§ **WORK REQUIRED**
Report the count of lines below in which the string "JSON" occurs; include nothing else.

§ **SUPPLIED MATERIAL**
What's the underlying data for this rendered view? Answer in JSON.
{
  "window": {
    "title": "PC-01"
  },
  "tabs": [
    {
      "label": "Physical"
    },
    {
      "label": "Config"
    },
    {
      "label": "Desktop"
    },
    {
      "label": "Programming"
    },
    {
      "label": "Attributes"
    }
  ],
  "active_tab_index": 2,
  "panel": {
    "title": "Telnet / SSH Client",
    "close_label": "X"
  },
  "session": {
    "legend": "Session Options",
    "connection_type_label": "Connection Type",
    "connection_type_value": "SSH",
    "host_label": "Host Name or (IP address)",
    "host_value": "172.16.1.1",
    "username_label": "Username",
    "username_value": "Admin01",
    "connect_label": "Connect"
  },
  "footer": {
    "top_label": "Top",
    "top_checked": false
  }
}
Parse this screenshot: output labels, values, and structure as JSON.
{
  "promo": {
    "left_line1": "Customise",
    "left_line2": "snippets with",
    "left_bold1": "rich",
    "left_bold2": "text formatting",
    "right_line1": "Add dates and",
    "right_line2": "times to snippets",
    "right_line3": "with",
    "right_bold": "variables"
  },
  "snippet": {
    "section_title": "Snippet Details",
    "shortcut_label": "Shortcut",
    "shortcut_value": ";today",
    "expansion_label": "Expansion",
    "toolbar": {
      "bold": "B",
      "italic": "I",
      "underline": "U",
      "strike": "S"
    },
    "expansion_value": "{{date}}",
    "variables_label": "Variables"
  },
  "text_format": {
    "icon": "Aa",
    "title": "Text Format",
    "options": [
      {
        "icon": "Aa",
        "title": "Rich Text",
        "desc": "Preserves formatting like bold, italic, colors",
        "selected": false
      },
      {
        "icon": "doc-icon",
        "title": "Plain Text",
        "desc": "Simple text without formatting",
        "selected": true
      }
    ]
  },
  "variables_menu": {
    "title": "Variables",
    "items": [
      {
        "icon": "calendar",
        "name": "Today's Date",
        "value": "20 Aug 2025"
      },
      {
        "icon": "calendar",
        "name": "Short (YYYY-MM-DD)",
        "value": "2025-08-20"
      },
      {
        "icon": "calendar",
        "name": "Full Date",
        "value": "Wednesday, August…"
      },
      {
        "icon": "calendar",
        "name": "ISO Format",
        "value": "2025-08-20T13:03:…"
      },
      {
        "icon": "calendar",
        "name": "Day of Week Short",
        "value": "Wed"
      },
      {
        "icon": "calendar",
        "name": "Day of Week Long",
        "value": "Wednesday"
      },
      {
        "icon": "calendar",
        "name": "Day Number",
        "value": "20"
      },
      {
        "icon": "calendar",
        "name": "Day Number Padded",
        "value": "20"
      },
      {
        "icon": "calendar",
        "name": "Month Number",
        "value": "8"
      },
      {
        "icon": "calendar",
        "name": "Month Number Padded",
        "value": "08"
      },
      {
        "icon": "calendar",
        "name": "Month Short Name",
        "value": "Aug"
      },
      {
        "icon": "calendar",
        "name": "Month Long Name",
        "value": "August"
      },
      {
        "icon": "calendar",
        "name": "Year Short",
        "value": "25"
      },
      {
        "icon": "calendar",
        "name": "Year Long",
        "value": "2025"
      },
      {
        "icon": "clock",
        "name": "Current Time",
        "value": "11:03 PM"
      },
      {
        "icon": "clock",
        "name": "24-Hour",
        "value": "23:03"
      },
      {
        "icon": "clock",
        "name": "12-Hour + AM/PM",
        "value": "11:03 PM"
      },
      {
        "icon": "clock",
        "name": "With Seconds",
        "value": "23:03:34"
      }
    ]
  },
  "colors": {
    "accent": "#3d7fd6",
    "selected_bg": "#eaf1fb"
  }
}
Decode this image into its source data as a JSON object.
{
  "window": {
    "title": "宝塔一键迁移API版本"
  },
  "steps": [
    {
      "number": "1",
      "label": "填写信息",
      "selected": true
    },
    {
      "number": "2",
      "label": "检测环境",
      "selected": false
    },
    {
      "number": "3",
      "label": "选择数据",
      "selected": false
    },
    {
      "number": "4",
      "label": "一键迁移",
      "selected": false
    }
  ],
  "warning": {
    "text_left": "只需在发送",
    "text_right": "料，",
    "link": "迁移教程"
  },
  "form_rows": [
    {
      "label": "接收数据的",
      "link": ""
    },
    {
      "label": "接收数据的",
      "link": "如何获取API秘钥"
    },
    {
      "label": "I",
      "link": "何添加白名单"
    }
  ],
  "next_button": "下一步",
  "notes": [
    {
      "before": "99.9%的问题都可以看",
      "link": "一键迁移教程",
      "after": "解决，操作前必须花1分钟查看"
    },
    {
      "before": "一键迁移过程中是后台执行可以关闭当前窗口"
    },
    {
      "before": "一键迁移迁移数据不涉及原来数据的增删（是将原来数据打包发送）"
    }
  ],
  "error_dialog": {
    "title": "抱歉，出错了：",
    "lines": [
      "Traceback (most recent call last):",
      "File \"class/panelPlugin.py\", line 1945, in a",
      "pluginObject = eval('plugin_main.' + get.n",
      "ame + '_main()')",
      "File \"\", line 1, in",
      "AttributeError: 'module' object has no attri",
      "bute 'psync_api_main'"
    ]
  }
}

§ **EXERCISE SOLUTION**
3